> _Exercise details_:
Send back the entries below exactly as they appear.

> _Data extract_:

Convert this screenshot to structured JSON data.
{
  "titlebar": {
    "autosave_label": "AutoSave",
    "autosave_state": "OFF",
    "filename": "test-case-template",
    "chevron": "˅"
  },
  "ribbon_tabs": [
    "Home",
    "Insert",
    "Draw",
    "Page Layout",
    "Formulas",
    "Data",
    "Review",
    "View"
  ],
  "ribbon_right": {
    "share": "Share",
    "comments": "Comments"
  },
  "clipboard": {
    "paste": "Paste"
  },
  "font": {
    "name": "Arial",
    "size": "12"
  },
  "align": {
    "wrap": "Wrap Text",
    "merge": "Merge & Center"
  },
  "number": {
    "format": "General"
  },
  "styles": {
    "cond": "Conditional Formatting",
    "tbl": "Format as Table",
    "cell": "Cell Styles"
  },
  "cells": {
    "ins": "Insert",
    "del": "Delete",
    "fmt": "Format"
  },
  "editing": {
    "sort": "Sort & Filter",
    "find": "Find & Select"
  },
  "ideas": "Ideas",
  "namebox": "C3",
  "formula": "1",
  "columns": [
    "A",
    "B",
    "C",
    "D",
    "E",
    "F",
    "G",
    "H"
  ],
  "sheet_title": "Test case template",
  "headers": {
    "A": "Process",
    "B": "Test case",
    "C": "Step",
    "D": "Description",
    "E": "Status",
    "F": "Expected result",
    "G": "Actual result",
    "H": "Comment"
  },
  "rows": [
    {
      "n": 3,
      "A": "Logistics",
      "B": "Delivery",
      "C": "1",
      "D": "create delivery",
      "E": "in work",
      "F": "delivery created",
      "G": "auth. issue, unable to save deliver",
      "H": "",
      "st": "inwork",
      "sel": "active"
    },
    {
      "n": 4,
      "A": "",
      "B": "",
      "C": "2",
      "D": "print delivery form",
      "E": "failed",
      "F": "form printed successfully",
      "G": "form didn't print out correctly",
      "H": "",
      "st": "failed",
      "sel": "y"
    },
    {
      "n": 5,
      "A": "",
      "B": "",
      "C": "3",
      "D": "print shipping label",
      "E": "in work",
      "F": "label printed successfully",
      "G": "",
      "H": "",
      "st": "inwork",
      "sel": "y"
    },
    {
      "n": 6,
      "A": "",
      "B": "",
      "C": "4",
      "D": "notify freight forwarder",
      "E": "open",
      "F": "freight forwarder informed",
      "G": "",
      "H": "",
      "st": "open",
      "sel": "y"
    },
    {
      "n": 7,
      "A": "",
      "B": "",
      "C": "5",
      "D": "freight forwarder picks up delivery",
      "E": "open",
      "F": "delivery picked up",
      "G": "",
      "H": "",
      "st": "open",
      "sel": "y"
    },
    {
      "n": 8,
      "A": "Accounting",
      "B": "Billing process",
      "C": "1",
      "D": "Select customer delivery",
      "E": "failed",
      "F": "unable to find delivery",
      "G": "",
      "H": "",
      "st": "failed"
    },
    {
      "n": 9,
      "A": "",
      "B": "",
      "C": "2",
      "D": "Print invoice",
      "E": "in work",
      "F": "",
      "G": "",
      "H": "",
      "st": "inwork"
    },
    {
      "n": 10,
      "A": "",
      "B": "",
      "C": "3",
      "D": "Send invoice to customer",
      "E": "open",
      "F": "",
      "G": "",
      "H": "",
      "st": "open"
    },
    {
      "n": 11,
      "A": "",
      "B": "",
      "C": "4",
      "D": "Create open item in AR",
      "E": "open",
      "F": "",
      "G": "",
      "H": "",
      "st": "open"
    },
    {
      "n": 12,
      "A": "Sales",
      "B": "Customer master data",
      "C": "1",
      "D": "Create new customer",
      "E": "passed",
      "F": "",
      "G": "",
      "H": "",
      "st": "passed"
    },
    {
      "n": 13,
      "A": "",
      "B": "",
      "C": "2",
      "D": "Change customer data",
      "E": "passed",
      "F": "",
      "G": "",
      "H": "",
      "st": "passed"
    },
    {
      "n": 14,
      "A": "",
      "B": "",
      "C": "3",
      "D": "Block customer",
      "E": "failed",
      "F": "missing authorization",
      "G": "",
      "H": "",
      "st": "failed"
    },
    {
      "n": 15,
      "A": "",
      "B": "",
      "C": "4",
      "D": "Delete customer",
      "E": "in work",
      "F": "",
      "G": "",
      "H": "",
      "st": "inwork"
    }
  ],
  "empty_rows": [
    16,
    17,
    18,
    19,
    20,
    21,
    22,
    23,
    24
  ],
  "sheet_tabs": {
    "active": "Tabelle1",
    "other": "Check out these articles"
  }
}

> _Written response_:
Convert this screenshot to structured JSON data.
{
  "titlebar": {
    "autosave_label": "AutoSave",
    "autosave_state": "OFF",
    "filename": "test-case-template",
    "chevron": "˅"
  },
  "ribbon_tabs": [
    "Home",
    "Insert",
    "Draw",
    "Page Layout",
    "Formulas",
    "Data",
    "Review",
    "View"
  ],
  "ribbon_right": {
    "share": "Share",
    "comments": "Comments"
  },
  "clipboard": {
    "paste": "Paste"
  },
  "font": {
    "name": "Arial",
    "size": "12"
  },
  "align": {
    "wrap": "Wrap Text",
    "merge": "Merge & Center"
  },
  "number": {
    "format": "General"
  },
  "styles": {
    "cond": "Conditional Formatting",
    "tbl": "Format as Table",
    "cell": "Cell Styles"
  },
  "cells": {
    "ins": "Insert",
    "del": "Delete",
    "fmt": "Format"
  },
  "editing": {
    "sort": "Sort & Filter",
    "find": "Find & Select"
  },
  "ideas": "Ideas",
  "namebox": "C3",
  "formula": "1",
  "columns": [
    "A",
    "B",
    "C",
    "D",
    "E",
    "F",
    "G",
    "H"
  ],
  "sheet_title": "Test case template",
  "headers": {
    "A": "Process",
    "B": "Test case",
    "C": "Step",
    "D": "Description",
    "E": "Status",
    "F": "Expected result",
    "G": "Actual result",
    "H": "Comment"
  },
  "rows": [
    {
      "n": 3,
      "A": "Logistics",
      "B": "Delivery",
      "C": "1",
      "D": "create delivery",
      "E": "in work",
      "F": "delivery created",
      "G": "auth. issue, unable to save deliver",
      "H": "",
      "st": "inwork",
      "sel": "active"
    },
    {
      "n": 4,
      "A": "",
      "B": "",
      "C": "2",
      "D": "print delivery form",
      "E": "failed",
      "F": "form printed successfully",
      "G": "form didn't print out correctly",
      "H": "",
      "st": "failed",
      "sel": "y"
    },
    {
      "n": 5,
      "A": "",
      "B": "",
      "C": "3",
      "D": "print shipping label",
      "E": "in work",
      "F": "label printed successfully",
      "G": "",
      "H": "",
      "st": "inwork",
      "sel": "y"
    },
    {
      "n": 6,
      "A": "",
      "B": "",
      "C": "4",
      "D": "notify freight forwarder",
      "E": "open",
      "F": "freight forwarder informed",
      "G": "",
      "H": "",
      "st": "open",
      "sel": "y"
    },
    {
      "n": 7,
      "A": "",
      "B": "",
      "C": "5",
      "D": "freight forwarder picks up delivery",
      "E": "open",
      "F": "delivery picked up",
      "G": "",
      "H": "",
      "st": "open",
      "sel": "y"
    },
    {
      "n": 8,
      "A": "Accounting",
      "B": "Billing process",
      "C": "1",
      "D": "Select customer delivery",
      "E": "failed",
      "F": "unable to find delivery",
      "G": "",
      "H": "",
      "st": "failed"
    },
    {
      "n": 9,
      "A": "",
      "B": "",
      "C": "2",
      "D": "Print invoice",
      "E": "in work",
      "F": "",
      "G": "",
      "H": "",
      "st": "inwork"
    },
    {
      "n": 10,
      "A": "",
      "B": "",
      "C": "3",
      "D": "Send invoice to customer",
      "E": "open",
      "F": "",
      "G": "",
      "H": "",
      "st": "open"
    },
    {
      "n": 11,
      "A": "",
      "B": "",
      "C": "4",
      "D": "Create open item in AR",
      "E": "open",
      "F": "",
      "G": "",
      "H": "",
      "st": "open"
    },
    {
      "n": 12,
      "A": "Sales",
      "B": "Customer master data",
      "C": "1",
      "D": "Create new customer",
      "E": "passed",
      "F": "",
      "G": "",
      "H": "",
      "st": "passed"
    },
    {
      "n": 13,
      "A": "",
      "B": "",
      "C": "2",
      "D": "Change customer data",
      "E": "passed",
      "F": "",
      "G": "",
      "H": "",
      "st": "passed"
    },
    {
      "n": 14,
      "A": "",
      "B": "",
      "C": "3",
      "D": "Block customer",
      "E": "failed",
      "F": "missing authorization",
      "G": "",
      "H": "",
      "st": "failed"
    },
    {
      "n": 15,
      "A": "",
      "B": "",
      "C": "4",
      "D": "Delete customer",
      "E": "in work",
      "F": "",
      "G": "",
      "H": "",
      "st": "inwork"
    }
  ],
  "empty_rows": [
    16,
    17,
    18,
    19,
    20,
    21,
    22,
    23,
    24
  ],
  "sheet_tabs": {
    "active": "Tabelle1",
    "other": "Check out these articles"
  }
}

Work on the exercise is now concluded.